[What is required]: Count the lines that hold the string "Saisir". Reply with the number alone.
---- Records for the task
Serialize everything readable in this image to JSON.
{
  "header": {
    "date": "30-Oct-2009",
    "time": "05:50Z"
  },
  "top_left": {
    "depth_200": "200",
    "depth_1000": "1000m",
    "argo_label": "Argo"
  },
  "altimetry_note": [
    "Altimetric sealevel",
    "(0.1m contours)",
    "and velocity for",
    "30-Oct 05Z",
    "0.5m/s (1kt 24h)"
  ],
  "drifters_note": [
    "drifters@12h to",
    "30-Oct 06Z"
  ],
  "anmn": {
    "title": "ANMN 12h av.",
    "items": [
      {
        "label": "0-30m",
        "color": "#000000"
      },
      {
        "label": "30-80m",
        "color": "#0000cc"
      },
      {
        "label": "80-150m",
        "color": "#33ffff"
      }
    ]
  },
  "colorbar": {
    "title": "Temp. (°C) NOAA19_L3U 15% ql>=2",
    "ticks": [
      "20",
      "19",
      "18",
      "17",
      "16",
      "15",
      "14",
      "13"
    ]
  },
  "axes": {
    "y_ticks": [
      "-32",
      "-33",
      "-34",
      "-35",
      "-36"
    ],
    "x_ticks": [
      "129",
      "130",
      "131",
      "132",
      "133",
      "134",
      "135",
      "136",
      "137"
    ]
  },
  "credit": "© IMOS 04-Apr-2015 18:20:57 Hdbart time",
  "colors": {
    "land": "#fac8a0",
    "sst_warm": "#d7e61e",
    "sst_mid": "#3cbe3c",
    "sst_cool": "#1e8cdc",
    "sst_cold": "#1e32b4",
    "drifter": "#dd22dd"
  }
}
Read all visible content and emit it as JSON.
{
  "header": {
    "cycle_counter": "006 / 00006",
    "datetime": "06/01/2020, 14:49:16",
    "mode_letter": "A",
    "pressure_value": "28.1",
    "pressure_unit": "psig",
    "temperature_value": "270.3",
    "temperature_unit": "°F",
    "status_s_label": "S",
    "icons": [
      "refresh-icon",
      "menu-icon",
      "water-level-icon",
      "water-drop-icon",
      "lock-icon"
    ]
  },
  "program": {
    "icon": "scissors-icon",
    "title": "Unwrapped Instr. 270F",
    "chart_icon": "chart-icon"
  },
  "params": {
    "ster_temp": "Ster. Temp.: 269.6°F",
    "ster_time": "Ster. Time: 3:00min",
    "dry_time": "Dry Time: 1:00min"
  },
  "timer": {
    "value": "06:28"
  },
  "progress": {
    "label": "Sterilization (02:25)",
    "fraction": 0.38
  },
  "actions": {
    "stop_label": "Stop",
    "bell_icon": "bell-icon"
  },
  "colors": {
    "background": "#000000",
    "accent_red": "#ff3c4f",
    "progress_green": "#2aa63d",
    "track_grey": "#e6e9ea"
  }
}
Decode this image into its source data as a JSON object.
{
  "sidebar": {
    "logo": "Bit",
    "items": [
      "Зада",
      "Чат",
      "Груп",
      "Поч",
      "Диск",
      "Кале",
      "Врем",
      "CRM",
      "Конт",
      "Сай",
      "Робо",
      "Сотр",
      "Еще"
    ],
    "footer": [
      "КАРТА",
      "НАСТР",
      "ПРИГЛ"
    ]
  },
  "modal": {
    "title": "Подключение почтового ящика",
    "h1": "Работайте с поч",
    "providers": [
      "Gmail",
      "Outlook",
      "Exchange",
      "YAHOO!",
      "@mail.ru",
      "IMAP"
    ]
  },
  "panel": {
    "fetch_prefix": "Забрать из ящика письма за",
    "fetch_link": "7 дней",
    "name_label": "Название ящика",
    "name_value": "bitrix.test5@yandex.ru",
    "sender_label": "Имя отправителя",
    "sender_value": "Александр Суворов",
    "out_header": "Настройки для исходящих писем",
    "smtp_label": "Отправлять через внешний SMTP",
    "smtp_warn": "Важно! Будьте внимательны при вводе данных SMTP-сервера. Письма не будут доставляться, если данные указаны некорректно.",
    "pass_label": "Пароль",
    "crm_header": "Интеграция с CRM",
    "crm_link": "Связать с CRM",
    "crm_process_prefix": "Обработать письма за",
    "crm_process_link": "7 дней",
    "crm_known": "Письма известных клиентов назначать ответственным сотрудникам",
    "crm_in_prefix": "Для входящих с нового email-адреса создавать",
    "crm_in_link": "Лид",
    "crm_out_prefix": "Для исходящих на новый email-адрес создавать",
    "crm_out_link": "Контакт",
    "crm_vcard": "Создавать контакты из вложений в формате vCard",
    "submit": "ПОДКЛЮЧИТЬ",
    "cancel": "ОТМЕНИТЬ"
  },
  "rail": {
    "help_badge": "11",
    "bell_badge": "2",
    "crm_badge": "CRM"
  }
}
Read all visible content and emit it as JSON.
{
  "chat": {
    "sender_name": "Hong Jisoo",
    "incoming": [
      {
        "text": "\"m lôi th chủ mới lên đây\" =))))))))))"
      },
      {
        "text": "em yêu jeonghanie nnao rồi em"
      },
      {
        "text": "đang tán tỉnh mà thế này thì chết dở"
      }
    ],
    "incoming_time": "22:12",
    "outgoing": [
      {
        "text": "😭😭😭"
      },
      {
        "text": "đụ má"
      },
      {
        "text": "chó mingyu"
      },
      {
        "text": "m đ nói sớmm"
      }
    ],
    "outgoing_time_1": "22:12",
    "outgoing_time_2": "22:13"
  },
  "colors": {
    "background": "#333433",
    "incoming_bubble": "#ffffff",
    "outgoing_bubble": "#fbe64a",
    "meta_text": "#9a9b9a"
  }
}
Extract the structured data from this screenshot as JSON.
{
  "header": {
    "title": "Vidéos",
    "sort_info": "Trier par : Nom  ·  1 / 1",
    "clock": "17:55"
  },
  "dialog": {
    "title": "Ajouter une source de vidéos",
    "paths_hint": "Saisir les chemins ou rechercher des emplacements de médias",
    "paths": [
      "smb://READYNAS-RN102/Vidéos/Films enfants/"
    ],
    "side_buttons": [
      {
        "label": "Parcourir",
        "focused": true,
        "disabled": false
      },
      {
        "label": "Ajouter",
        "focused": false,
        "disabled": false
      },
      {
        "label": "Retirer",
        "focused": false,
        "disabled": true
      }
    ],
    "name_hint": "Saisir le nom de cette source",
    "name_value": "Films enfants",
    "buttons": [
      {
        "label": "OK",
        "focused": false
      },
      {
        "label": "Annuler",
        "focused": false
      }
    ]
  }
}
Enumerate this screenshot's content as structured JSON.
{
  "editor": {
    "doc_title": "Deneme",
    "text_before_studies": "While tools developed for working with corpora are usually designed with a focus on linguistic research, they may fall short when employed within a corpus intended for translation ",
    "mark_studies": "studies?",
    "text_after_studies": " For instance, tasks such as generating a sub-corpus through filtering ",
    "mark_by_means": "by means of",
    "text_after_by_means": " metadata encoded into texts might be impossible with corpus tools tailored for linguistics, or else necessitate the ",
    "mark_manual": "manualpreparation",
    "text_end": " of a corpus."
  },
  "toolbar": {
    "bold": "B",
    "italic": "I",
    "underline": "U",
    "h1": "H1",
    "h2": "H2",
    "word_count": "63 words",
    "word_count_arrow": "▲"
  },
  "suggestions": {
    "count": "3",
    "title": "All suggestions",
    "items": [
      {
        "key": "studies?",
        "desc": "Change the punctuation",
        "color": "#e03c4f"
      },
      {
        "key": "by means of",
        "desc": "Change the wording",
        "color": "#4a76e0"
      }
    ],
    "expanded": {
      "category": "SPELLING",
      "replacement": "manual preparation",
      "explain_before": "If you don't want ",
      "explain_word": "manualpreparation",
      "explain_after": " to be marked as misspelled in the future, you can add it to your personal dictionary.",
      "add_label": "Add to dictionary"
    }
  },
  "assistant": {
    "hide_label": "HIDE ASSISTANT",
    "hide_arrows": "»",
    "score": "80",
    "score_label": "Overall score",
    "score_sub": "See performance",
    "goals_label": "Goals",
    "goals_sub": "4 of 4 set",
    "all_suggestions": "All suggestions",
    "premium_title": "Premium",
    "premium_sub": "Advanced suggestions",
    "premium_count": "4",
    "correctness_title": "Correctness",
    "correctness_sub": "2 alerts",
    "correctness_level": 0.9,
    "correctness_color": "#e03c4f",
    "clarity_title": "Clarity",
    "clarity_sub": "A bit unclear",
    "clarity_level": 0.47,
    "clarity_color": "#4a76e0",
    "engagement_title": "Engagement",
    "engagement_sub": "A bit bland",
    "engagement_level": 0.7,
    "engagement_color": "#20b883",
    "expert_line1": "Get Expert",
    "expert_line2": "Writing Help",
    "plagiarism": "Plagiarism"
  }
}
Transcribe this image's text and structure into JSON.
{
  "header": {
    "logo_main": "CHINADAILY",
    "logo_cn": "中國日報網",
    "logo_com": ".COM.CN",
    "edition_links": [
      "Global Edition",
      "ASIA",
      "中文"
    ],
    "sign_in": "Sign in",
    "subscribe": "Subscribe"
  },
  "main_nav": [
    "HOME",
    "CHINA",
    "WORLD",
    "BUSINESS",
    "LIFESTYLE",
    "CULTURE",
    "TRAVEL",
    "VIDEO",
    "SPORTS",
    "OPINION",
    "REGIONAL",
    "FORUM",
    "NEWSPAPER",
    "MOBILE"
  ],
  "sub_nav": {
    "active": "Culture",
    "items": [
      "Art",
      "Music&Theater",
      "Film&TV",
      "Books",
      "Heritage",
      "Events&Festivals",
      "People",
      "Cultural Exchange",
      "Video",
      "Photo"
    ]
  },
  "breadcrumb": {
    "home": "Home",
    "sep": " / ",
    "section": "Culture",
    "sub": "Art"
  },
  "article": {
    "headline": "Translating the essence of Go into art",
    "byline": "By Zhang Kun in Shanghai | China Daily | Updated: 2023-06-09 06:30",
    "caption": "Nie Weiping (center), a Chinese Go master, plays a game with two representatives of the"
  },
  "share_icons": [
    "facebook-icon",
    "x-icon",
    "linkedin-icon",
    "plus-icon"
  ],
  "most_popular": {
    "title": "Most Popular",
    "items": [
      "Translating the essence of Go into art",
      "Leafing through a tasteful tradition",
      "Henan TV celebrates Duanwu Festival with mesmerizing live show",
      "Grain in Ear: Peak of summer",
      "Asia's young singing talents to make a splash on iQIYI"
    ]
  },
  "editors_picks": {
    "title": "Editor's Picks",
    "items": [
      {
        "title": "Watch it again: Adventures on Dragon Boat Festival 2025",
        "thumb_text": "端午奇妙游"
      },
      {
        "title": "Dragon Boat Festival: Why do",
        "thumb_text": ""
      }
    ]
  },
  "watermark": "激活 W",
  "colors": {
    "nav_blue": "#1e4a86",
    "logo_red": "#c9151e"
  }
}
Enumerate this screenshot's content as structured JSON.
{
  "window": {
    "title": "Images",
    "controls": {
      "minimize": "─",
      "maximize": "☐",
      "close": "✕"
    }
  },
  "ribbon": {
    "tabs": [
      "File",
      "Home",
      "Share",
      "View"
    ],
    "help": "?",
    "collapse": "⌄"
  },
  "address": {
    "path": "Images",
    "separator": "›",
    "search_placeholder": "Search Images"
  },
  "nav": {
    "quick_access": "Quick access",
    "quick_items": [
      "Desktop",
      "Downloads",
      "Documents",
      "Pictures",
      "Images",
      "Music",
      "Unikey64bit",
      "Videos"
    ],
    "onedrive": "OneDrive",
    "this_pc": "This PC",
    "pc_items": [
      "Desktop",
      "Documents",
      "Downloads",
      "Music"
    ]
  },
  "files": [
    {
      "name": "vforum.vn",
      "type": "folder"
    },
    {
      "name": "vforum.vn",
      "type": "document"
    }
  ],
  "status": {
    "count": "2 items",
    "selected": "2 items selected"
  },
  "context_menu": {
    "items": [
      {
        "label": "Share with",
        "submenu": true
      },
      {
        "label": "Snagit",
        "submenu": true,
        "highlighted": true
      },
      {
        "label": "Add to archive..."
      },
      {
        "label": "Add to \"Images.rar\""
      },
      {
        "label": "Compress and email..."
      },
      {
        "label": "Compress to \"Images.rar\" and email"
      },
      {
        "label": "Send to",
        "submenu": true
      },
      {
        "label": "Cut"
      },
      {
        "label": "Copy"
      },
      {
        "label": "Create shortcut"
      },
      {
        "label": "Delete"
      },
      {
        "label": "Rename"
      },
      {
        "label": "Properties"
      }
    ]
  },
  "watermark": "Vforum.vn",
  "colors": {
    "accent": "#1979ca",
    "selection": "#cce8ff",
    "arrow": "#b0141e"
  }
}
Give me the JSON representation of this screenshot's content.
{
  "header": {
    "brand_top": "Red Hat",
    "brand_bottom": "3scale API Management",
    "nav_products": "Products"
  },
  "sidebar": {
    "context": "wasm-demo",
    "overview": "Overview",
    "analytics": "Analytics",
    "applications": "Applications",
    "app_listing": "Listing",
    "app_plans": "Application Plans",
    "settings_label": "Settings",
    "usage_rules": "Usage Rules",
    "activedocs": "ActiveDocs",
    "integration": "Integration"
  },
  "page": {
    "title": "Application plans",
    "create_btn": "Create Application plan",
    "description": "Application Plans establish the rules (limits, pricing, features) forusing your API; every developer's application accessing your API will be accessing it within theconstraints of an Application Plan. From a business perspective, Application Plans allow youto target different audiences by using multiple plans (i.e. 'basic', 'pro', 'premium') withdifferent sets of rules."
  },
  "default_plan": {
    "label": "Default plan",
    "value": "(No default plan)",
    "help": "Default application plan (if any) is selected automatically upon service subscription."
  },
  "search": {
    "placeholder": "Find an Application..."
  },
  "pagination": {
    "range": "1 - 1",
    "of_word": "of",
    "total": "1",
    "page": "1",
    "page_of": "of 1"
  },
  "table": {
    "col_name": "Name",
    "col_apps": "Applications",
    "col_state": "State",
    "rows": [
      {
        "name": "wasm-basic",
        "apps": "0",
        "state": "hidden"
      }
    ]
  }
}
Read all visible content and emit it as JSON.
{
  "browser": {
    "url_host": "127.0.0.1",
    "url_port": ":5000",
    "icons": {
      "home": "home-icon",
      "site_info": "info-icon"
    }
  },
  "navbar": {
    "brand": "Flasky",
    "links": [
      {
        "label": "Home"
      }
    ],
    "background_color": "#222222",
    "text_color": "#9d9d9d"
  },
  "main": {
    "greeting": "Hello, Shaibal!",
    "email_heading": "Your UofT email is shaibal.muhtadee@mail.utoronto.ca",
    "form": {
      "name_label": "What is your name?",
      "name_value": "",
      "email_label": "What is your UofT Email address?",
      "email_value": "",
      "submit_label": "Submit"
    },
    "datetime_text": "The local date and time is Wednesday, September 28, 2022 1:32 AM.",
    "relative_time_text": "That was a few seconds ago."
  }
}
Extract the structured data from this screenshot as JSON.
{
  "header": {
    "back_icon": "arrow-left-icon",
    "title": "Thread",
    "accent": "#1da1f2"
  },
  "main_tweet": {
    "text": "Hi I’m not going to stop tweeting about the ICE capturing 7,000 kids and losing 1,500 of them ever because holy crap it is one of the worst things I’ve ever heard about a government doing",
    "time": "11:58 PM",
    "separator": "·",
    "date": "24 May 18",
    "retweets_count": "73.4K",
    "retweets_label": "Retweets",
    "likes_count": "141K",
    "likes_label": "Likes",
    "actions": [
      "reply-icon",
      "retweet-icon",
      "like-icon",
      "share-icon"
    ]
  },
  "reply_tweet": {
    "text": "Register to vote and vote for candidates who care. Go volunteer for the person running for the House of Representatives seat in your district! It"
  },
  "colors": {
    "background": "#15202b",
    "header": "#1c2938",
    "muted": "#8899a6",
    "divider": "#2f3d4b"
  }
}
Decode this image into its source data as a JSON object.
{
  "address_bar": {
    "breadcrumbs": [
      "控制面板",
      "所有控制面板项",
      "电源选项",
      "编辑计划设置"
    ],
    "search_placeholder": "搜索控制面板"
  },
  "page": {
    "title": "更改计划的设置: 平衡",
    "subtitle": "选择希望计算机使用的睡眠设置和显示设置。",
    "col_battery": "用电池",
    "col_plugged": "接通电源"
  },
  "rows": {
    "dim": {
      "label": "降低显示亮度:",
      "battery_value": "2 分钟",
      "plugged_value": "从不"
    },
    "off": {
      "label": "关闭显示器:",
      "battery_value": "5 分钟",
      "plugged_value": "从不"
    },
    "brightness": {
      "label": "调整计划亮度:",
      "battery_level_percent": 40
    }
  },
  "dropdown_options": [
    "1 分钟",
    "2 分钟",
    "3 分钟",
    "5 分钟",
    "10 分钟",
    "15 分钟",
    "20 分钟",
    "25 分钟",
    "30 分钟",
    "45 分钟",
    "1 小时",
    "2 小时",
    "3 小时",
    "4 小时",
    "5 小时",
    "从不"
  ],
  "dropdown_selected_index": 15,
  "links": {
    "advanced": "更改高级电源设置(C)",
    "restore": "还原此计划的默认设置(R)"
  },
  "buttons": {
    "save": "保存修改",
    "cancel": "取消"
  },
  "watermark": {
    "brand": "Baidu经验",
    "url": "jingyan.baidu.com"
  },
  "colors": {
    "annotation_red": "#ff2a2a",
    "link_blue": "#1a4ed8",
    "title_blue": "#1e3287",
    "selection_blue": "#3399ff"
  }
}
--------
[Correct answer]: 2